Scan the material that follows. Copy every line containing the word "Norjannah".

________________________

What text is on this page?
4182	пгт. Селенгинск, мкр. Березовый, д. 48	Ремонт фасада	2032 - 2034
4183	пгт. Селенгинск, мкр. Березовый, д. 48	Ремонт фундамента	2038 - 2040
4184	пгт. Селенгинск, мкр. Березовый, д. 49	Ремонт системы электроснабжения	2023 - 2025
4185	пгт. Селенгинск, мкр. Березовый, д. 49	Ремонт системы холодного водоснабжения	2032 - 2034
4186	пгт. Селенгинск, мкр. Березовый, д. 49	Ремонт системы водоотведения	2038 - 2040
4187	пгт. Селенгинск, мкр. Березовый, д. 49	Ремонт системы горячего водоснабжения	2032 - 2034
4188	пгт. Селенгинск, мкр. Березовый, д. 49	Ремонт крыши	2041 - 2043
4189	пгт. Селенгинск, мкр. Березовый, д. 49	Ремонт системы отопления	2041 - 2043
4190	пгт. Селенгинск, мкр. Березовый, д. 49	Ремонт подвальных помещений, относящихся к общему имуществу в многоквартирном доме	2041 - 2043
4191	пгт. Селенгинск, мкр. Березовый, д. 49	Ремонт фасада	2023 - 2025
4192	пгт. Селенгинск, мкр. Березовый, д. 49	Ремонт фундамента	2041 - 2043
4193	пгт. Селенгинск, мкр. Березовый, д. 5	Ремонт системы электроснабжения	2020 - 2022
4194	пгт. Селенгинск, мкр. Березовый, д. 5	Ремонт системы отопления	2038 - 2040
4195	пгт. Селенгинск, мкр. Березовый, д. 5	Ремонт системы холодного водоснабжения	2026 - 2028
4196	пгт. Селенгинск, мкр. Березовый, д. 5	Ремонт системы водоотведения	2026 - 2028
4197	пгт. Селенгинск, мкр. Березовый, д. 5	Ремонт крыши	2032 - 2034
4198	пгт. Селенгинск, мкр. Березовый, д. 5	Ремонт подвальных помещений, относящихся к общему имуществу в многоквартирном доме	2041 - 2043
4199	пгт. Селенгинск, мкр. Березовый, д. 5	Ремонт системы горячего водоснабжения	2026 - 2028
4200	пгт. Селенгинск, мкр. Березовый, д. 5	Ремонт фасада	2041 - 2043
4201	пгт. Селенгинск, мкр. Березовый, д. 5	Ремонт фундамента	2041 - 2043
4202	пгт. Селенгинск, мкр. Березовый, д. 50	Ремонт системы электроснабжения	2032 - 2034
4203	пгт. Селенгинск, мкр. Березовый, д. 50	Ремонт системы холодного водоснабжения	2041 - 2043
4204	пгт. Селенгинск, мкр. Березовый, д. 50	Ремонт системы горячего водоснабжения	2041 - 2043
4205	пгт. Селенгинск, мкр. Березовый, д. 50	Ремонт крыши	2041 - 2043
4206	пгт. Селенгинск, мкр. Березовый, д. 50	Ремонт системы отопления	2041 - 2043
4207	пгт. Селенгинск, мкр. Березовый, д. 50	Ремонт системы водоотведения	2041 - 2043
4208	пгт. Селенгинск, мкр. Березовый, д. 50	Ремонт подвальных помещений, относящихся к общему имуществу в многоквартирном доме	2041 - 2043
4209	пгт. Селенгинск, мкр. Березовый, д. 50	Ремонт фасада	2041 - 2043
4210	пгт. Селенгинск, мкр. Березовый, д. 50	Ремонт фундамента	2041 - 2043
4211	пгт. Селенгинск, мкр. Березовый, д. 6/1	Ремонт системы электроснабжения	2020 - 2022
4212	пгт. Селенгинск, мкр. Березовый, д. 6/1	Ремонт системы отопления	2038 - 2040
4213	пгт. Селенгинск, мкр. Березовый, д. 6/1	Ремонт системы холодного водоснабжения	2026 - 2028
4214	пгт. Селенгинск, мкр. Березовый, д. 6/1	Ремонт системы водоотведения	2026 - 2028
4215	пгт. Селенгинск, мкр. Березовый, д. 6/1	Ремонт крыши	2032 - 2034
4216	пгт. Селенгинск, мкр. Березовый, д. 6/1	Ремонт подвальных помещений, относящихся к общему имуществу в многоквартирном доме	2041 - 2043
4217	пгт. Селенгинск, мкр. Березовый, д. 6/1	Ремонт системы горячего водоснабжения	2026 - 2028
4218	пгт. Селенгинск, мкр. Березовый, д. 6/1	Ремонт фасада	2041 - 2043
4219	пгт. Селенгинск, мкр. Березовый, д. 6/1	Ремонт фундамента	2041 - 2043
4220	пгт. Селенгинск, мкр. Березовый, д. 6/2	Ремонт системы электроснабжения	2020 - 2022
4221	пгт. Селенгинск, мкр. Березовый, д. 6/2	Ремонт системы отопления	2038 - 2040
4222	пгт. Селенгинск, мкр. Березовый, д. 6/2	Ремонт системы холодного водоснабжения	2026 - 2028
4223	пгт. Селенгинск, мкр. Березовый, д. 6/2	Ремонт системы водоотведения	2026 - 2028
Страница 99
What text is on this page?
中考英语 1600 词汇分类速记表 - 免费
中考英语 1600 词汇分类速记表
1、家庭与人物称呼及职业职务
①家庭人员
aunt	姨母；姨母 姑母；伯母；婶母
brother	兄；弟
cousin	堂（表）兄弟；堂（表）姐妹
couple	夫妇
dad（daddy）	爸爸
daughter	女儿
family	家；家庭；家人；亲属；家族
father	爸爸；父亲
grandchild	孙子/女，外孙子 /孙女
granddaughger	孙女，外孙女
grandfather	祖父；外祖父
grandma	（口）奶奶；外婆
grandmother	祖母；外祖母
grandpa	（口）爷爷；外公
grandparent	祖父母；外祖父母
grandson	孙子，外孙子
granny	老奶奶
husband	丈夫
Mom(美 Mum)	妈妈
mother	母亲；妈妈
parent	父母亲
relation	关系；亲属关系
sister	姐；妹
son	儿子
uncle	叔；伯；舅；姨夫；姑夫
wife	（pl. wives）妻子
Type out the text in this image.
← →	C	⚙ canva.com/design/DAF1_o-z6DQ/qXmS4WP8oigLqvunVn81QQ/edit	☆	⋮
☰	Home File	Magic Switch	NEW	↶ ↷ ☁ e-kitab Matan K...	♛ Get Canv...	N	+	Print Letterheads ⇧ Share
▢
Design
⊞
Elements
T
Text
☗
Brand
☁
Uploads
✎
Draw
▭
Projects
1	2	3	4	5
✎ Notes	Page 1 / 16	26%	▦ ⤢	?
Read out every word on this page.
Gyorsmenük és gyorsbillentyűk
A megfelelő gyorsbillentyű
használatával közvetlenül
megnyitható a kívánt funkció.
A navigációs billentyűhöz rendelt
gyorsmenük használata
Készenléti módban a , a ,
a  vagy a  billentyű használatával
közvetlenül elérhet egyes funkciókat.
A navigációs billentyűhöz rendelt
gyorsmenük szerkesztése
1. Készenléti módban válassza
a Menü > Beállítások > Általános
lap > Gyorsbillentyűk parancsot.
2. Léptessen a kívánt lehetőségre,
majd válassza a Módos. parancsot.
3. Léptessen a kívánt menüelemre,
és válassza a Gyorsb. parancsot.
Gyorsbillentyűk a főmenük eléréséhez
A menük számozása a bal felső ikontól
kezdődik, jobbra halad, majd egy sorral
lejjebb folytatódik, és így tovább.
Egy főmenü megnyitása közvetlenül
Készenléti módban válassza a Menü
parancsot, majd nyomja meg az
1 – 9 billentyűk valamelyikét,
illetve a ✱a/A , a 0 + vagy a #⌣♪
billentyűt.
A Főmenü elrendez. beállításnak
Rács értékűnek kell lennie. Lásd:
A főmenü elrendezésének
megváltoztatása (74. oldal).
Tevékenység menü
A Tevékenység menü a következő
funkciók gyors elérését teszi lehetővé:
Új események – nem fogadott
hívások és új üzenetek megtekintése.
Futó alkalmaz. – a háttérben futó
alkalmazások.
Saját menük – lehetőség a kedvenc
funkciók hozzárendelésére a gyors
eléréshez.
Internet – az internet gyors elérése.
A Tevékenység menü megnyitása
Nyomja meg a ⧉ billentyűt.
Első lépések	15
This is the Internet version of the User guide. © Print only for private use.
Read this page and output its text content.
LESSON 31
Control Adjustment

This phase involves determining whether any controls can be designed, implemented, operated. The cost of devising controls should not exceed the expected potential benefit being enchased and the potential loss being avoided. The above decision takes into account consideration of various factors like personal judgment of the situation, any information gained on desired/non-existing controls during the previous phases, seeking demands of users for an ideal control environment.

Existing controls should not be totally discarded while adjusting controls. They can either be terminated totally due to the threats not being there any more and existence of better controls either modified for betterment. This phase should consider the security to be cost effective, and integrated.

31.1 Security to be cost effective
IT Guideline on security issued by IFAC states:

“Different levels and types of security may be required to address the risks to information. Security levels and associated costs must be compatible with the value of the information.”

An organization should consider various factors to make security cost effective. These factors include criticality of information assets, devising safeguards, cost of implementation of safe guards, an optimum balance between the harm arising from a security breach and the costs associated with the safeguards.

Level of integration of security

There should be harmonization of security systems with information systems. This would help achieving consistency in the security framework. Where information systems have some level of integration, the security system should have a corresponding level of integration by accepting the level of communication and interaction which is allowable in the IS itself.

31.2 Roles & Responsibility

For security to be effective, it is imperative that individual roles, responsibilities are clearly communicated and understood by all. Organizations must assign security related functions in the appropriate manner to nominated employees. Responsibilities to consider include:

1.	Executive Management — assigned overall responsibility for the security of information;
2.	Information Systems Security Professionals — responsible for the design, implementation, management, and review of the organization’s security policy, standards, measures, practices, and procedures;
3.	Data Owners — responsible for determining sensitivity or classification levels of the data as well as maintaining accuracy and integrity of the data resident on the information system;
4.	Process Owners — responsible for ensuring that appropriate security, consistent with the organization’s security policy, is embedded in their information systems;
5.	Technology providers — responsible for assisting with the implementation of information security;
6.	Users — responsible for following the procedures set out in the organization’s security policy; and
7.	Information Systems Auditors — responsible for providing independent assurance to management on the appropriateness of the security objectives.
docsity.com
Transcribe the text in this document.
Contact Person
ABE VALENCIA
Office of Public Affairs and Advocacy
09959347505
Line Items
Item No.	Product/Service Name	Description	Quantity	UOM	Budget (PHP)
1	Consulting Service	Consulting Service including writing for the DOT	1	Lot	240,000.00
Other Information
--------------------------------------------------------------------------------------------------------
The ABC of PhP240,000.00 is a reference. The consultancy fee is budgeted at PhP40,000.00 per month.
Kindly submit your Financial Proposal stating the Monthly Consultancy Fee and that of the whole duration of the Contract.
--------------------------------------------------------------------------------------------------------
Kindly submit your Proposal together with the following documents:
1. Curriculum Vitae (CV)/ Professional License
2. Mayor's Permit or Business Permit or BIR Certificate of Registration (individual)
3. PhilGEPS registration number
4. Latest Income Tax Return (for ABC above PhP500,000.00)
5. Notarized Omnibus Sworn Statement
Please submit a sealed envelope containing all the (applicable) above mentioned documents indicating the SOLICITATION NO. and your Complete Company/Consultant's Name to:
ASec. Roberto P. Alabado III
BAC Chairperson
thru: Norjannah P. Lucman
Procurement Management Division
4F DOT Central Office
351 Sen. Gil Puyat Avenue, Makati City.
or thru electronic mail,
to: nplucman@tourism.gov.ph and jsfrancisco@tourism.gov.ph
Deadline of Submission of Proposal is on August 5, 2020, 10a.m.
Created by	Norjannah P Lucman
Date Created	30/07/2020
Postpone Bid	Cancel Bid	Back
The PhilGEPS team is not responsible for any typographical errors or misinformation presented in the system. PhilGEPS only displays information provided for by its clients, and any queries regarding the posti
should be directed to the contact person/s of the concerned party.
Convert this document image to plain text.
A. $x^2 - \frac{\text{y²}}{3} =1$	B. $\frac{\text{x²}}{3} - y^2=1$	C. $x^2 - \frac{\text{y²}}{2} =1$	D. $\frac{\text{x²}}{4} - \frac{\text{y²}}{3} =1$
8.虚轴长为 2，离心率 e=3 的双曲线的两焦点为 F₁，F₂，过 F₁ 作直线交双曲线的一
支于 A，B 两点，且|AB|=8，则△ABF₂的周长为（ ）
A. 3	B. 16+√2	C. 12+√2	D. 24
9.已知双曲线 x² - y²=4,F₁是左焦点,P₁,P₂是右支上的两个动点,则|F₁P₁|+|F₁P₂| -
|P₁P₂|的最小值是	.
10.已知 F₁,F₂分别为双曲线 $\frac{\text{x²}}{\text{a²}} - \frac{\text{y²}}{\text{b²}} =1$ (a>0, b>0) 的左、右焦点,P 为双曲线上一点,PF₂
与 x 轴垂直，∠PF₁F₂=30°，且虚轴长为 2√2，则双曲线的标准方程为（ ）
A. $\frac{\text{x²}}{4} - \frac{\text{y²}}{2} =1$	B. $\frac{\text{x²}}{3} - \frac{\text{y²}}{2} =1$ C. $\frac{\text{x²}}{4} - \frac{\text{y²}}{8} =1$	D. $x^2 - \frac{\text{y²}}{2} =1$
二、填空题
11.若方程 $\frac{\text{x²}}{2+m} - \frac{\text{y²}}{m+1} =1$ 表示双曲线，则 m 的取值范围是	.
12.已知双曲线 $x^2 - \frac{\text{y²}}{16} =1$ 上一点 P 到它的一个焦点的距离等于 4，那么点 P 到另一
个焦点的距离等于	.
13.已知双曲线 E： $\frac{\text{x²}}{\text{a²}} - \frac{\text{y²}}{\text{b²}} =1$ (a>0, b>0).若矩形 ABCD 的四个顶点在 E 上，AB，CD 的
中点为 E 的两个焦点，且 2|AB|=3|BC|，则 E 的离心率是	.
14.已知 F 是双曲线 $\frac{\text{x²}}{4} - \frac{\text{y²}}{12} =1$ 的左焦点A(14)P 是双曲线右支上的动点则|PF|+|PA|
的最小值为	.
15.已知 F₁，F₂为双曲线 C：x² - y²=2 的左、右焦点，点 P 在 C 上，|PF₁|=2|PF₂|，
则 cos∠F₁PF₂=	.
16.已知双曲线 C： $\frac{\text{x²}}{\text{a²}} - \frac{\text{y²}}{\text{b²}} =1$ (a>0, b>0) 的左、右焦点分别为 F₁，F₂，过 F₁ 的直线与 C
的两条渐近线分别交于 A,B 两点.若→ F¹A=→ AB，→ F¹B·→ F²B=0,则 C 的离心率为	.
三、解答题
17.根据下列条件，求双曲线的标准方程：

________________________

# [Task result]
thru: Norjannah P. Lucman
Created by	Norjannah P Lucman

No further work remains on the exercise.